## Exercise brief
Repeat exactly, and only, the lines from the one containing "Convert this screenshot" through the end of the records.

── Data excerpts ──

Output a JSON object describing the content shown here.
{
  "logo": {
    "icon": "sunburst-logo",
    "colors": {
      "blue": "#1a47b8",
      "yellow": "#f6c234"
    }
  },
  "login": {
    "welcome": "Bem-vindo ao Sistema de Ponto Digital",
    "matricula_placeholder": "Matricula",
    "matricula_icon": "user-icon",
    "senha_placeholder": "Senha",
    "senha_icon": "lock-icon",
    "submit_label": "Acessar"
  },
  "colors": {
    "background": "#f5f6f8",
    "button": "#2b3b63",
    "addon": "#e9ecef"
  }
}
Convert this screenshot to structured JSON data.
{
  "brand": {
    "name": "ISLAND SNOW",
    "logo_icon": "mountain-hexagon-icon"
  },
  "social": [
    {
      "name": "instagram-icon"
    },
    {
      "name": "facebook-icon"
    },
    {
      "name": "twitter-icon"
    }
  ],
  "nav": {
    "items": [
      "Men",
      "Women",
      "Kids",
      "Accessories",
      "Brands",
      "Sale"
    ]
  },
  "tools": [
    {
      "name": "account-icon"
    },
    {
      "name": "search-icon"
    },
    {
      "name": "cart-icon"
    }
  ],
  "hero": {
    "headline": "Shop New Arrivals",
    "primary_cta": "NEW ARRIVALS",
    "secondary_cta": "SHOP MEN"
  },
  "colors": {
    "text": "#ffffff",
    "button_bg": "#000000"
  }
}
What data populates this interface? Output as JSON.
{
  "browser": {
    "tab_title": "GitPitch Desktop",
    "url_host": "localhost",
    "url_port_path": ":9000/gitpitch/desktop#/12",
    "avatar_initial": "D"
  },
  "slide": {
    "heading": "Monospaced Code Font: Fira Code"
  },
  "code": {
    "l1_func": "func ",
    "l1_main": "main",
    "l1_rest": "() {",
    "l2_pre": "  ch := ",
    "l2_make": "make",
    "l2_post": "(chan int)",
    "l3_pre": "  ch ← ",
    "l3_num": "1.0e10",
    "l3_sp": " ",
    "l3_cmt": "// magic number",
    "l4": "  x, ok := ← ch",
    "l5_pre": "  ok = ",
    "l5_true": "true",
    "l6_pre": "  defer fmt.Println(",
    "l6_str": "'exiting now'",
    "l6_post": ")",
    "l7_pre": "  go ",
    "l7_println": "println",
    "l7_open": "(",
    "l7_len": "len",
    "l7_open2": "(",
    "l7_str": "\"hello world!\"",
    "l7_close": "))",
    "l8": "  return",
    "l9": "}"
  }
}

───

## Answer
Convert this screenshot to structured JSON data.
{
  "brand": {
    "name": "ISLAND SNOW",
    "logo_icon": "mountain-hexagon-icon"
  },
  "social": [
    {
      "name": "instagram-icon"
    },
    {
      "name": "facebook-icon"
    },
    {
      "name": "twitter-icon"
    }
  ],
  "nav": {
    "items": [
      "Men",
      "Women",
      "Kids",
      "Accessories",
      "Brands",
      "Sale"
    ]
  },
  "tools": [
    {
      "name": "account-icon"
    },
    {
      "name": "search-icon"
    },
    {
      "name": "cart-icon"
    }
  ],
  "hero": {
    "headline": "Shop New Arrivals",
    "primary_cta": "NEW ARRIVALS",
    "secondary_cta": "SHOP MEN"
  },
  "colors": {
    "text": "#ffffff",
    "button_bg": "#000000"
  }
}
What data populates this interface? Output as JSON.
{
  "browser": {
    "tab_title": "GitPitch Desktop",
    "url_host": "localhost",
    "url_port_path": ":9000/gitpitch/desktop#/12",
    "avatar_initial": "D"
  },
  "slide": {
    "heading": "Monospaced Code Font: Fira Code"
  },
  "code": {
    "l1_func": "func ",
    "l1_main": "main",
    "l1_rest": "() {",
    "l2_pre": "  ch := ",
    "l2_make": "make",
    "l2_post": "(chan int)",
    "l3_pre": "  ch ← ",
    "l3_num": "1.0e10",
    "l3_sp": " ",
    "l3_cmt": "// magic number",
    "l4": "  x, ok := ← ch",
    "l5_pre": "  ok = ",
    "l5_true": "true",
    "l6_pre": "  defer fmt.Println(",
    "l6_str": "'exiting now'",
    "l6_post": ")",
    "l7_pre": "  go ",
    "l7_println": "println",
    "l7_open": "(",
    "l7_len": "len",
    "l7_open2": "(",
    "l7_str": "\"hello world!\"",
    "l7_close": "))",
    "l8": "  return",
    "l9": "}"
  }
}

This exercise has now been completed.